◆ **Prompt**: Take the listing and print it in full, exactly as given.

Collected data
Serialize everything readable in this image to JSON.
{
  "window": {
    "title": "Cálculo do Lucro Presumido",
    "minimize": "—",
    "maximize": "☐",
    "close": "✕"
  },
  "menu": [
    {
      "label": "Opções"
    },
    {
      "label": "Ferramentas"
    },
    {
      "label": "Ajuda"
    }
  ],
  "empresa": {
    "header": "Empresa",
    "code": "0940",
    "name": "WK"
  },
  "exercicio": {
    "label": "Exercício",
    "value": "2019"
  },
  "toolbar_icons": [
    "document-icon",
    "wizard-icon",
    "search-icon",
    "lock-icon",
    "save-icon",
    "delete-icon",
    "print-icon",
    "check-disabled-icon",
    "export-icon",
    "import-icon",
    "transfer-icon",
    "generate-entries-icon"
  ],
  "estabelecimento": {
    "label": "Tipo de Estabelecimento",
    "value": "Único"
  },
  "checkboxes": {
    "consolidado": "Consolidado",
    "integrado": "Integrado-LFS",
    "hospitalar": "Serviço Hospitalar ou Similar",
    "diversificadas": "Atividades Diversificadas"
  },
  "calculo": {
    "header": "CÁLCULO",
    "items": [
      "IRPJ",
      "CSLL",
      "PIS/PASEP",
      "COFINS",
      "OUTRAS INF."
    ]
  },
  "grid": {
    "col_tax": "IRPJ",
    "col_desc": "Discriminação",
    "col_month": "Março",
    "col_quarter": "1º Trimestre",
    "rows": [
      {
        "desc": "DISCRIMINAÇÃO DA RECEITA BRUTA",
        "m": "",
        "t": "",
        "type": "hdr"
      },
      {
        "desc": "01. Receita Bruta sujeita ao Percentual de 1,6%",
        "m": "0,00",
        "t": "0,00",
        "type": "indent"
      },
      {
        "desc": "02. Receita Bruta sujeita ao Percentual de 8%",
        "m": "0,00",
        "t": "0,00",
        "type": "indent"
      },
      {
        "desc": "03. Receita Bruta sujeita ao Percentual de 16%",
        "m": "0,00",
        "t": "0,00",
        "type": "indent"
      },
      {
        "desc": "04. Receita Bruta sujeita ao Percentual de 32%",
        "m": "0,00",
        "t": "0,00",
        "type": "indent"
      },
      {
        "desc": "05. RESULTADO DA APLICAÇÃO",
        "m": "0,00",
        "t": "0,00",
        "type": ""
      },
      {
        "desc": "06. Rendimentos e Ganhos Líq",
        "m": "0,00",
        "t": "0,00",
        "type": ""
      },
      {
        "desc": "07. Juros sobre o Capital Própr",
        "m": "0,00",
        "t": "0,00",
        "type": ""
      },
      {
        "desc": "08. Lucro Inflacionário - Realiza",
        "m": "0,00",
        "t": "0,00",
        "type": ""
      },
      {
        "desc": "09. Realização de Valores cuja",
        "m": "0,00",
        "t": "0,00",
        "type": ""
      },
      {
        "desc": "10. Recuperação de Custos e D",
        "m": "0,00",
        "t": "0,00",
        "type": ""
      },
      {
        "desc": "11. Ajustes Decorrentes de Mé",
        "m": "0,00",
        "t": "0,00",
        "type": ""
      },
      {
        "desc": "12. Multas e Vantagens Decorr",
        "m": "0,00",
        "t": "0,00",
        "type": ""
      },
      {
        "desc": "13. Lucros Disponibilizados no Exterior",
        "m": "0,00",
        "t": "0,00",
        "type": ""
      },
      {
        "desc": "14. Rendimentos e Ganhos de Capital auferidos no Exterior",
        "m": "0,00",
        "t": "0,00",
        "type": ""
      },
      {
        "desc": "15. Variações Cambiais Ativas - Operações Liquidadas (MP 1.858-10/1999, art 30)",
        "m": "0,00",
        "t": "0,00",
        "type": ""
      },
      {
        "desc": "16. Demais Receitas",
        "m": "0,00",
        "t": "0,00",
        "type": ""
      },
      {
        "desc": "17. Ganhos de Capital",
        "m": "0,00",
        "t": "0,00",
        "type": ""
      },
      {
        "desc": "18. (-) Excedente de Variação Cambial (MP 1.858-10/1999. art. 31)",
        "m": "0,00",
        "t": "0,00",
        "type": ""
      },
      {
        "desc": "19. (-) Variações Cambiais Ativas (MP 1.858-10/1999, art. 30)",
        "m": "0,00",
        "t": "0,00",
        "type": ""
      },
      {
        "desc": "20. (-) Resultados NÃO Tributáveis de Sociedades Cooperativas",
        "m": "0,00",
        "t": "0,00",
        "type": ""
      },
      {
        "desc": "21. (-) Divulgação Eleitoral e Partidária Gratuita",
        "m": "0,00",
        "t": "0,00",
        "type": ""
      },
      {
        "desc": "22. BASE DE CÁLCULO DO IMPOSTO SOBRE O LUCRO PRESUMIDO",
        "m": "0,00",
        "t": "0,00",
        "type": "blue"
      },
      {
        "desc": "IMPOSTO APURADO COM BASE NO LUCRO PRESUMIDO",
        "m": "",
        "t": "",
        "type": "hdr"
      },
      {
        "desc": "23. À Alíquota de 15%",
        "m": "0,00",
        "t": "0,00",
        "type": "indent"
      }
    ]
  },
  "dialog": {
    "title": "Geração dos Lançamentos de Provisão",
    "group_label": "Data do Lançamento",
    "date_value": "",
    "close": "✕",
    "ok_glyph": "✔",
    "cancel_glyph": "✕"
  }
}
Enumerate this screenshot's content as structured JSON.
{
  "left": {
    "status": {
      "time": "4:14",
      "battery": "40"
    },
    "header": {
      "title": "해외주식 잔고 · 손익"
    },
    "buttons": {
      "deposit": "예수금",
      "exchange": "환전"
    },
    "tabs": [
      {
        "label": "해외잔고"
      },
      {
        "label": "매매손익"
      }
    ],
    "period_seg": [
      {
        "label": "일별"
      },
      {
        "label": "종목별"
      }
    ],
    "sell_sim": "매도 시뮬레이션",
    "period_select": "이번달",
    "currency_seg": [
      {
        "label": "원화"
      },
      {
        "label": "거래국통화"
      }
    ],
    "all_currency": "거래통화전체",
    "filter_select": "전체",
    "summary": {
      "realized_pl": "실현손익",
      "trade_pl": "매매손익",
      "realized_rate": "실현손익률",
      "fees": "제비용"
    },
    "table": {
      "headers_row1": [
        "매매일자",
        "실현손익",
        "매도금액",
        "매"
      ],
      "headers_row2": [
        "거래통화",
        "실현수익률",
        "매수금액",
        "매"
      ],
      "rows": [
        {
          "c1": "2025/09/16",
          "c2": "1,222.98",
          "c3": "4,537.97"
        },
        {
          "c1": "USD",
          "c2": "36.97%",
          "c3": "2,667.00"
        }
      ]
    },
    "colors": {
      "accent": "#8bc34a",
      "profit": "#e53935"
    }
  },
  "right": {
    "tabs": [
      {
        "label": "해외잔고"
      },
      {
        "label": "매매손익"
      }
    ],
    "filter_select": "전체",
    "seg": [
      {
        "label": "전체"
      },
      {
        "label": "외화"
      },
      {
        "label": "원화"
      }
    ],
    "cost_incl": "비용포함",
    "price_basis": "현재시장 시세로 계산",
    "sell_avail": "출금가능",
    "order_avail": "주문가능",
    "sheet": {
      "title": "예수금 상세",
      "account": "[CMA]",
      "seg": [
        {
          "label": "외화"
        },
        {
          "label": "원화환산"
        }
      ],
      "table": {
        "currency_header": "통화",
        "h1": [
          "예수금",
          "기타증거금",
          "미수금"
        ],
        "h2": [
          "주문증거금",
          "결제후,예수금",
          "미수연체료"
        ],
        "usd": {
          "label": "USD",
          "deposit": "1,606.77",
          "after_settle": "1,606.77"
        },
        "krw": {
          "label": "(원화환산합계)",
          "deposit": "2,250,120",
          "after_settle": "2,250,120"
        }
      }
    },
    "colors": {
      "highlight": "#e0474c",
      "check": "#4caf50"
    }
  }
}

◆ **Written response**:
Serialize everything readable in this image to JSON.
{
  "window": {
    "title": "Cálculo do Lucro Presumido",
    "minimize": "—",
    "maximize": "☐",
    "close": "✕"
  },
  "menu": [
    {
      "label": "Opções"
    },
    {
      "label": "Ferramentas"
    },
    {
      "label": "Ajuda"
    }
  ],
  "empresa": {
    "header": "Empresa",
    "code": "0940",
    "name": "WK"
  },
  "exercicio": {
    "label": "Exercício",
    "value": "2019"
  },
  "toolbar_icons": [
    "document-icon",
    "wizard-icon",
    "search-icon",
    "lock-icon",
    "save-icon",
    "delete-icon",
    "print-icon",
    "check-disabled-icon",
    "export-icon",
    "import-icon",
    "transfer-icon",
    "generate-entries-icon"
  ],
  "estabelecimento": {
    "label": "Tipo de Estabelecimento",
    "value": "Único"
  },
  "checkboxes": {
    "consolidado": "Consolidado",
    "integrado": "Integrado-LFS",
    "hospitalar": "Serviço Hospitalar ou Similar",
    "diversificadas": "Atividades Diversificadas"
  },
  "calculo": {
    "header": "CÁLCULO",
    "items": [
      "IRPJ",
      "CSLL",
      "PIS/PASEP",
      "COFINS",
      "OUTRAS INF."
    ]
  },
  "grid": {
    "col_tax": "IRPJ",
    "col_desc": "Discriminação",
    "col_month": "Março",
    "col_quarter": "1º Trimestre",
    "rows": [
      {
        "desc": "DISCRIMINAÇÃO DA RECEITA BRUTA",
        "m": "",
        "t": "",
        "type": "hdr"
      },
      {
        "desc": "01. Receita Bruta sujeita ao Percentual de 1,6%",
        "m": "0,00",
        "t": "0,00",
        "type": "indent"
      },
      {
        "desc": "02. Receita Bruta sujeita ao Percentual de 8%",
        "m": "0,00",
        "t": "0,00",
        "type": "indent"
      },
      {
        "desc": "03. Receita Bruta sujeita ao Percentual de 16%",
        "m": "0,00",
        "t": "0,00",
        "type": "indent"
      },
      {
        "desc": "04. Receita Bruta sujeita ao Percentual de 32%",
        "m": "0,00",
        "t": "0,00",
        "type": "indent"
      },
      {
        "desc": "05. RESULTADO DA APLICAÇÃO",
        "m": "0,00",
        "t": "0,00",
        "type": ""
      },
      {
        "desc": "06. Rendimentos e Ganhos Líq",
        "m": "0,00",
        "t": "0,00",
        "type": ""
      },
      {
        "desc": "07. Juros sobre o Capital Própr",
        "m": "0,00",
        "t": "0,00",
        "type": ""
      },
      {
        "desc": "08. Lucro Inflacionário - Realiza",
        "m": "0,00",
        "t": "0,00",
        "type": ""
      },
      {
        "desc": "09. Realização de Valores cuja",
        "m": "0,00",
        "t": "0,00",
        "type": ""
      },
      {
        "desc": "10. Recuperação de Custos e D",
        "m": "0,00",
        "t": "0,00",
        "type": ""
      },
      {
        "desc": "11. Ajustes Decorrentes de Mé",
        "m": "0,00",
        "t": "0,00",
        "type": ""
      },
      {
        "desc": "12. Multas e Vantagens Decorr",
        "m": "0,00",
        "t": "0,00",
        "type": ""
      },
      {
        "desc": "13. Lucros Disponibilizados no Exterior",
        "m": "0,00",
        "t": "0,00",
        "type": ""
      },
      {
        "desc": "14. Rendimentos e Ganhos de Capital auferidos no Exterior",
        "m": "0,00",
        "t": "0,00",
        "type": ""
      },
      {
        "desc": "15. Variações Cambiais Ativas - Operações Liquidadas (MP 1.858-10/1999, art 30)",
        "m": "0,00",
        "t": "0,00",
        "type": ""
      },
      {
        "desc": "16. Demais Receitas",
        "m": "0,00",
        "t": "0,00",
        "type": ""
      },
      {
        "desc": "17. Ganhos de Capital",
        "m": "0,00",
        "t": "0,00",
        "type": ""
      },
      {
        "desc": "18. (-) Excedente de Variação Cambial (MP 1.858-10/1999. art. 31)",
        "m": "0,00",
        "t": "0,00",
        "type": ""
      },
      {
        "desc": "19. (-) Variações Cambiais Ativas (MP 1.858-10/1999, art. 30)",
        "m": "0,00",
        "t": "0,00",
        "type": ""
      },
      {
        "desc": "20. (-) Resultados NÃO Tributáveis de Sociedades Cooperativas",
        "m": "0,00",
        "t": "0,00",
        "type": ""
      },
      {
        "desc": "21. (-) Divulgação Eleitoral e Partidária Gratuita",
        "m": "0,00",
        "t": "0,00",
        "type": ""
      },
      {
        "desc": "22. BASE DE CÁLCULO DO IMPOSTO SOBRE O LUCRO PRESUMIDO",
        "m": "0,00",
        "t": "0,00",
        "type": "blue"
      },
      {
        "desc": "IMPOSTO APURADO COM BASE NO LUCRO PRESUMIDO",
        "m": "",
        "t": "",
        "type": "hdr"
      },
      {
        "desc": "23. À Alíquota de 15%",
        "m": "0,00",
        "t": "0,00",
        "type": "indent"
      }
    ]
  },
  "dialog": {
    "title": "Geração dos Lançamentos de Provisão",
    "group_label": "Data do Lançamento",
    "date_value": "",
    "close": "✕",
    "ok_glyph": "✔",
    "cancel_glyph": "✕"
  }
}
Enumerate this screenshot's content as structured JSON.
{
  "left": {
    "status": {
      "time": "4:14",
      "battery": "40"
    },
    "header": {
      "title": "해외주식 잔고 · 손익"
    },
    "buttons": {
      "deposit": "예수금",
      "exchange": "환전"
    },
    "tabs": [
      {
        "label": "해외잔고"
      },
      {
        "label": "매매손익"
      }
    ],
    "period_seg": [
      {
        "label": "일별"
      },
      {
        "label": "종목별"
      }
    ],
    "sell_sim": "매도 시뮬레이션",
    "period_select": "이번달",
    "currency_seg": [
      {
        "label": "원화"
      },
      {
        "label": "거래국통화"
      }
    ],
    "all_currency": "거래통화전체",
    "filter_select": "전체",
    "summary": {
      "realized_pl": "실현손익",
      "trade_pl": "매매손익",
      "realized_rate": "실현손익률",
      "fees": "제비용"
    },
    "table": {
      "headers_row1": [
        "매매일자",
        "실현손익",
        "매도금액",
        "매"
      ],
      "headers_row2": [
        "거래통화",
        "실현수익률",
        "매수금액",
        "매"
      ],
      "rows": [
        {
          "c1": "2025/09/16",
          "c2": "1,222.98",
          "c3": "4,537.97"
        },
        {
          "c1": "USD",
          "c2": "36.97%",
          "c3": "2,667.00"
        }
      ]
    },
    "colors": {
      "accent": "#8bc34a",
      "profit": "#e53935"
    }
  },
  "right": {
    "tabs": [
      {
        "label": "해외잔고"
      },
      {
        "label": "매매손익"
      }
    ],
    "filter_select": "전체",
    "seg": [
      {
        "label": "전체"
      },
      {
        "label": "외화"
      },
      {
        "label": "원화"
      }
    ],
    "cost_incl": "비용포함",
    "price_basis": "현재시장 시세로 계산",
    "sell_avail": "출금가능",
    "order_avail": "주문가능",
    "sheet": {
      "title": "예수금 상세",
      "account": "[CMA]",
      "seg": [
        {
          "label": "외화"
        },
        {
          "label": "원화환산"
        }
      ],
      "table": {
        "currency_header": "통화",
        "h1": [
          "예수금",
          "기타증거금",
          "미수금"
        ],
        "h2": [
          "주문증거금",
          "결제후,예수금",
          "미수연체료"
        ],
        "usd": {
          "label": "USD",
          "deposit": "1,606.77",
          "after_settle": "1,606.77"
        },
        "krw": {
          "label": "(원화환산합계)",
          "deposit": "2,250,120",
          "after_settle": "2,250,120"
        }
      }
    },
    "colors": {
      "highlight": "#e0474c",
      "check": "#4caf50"
    }
  }
}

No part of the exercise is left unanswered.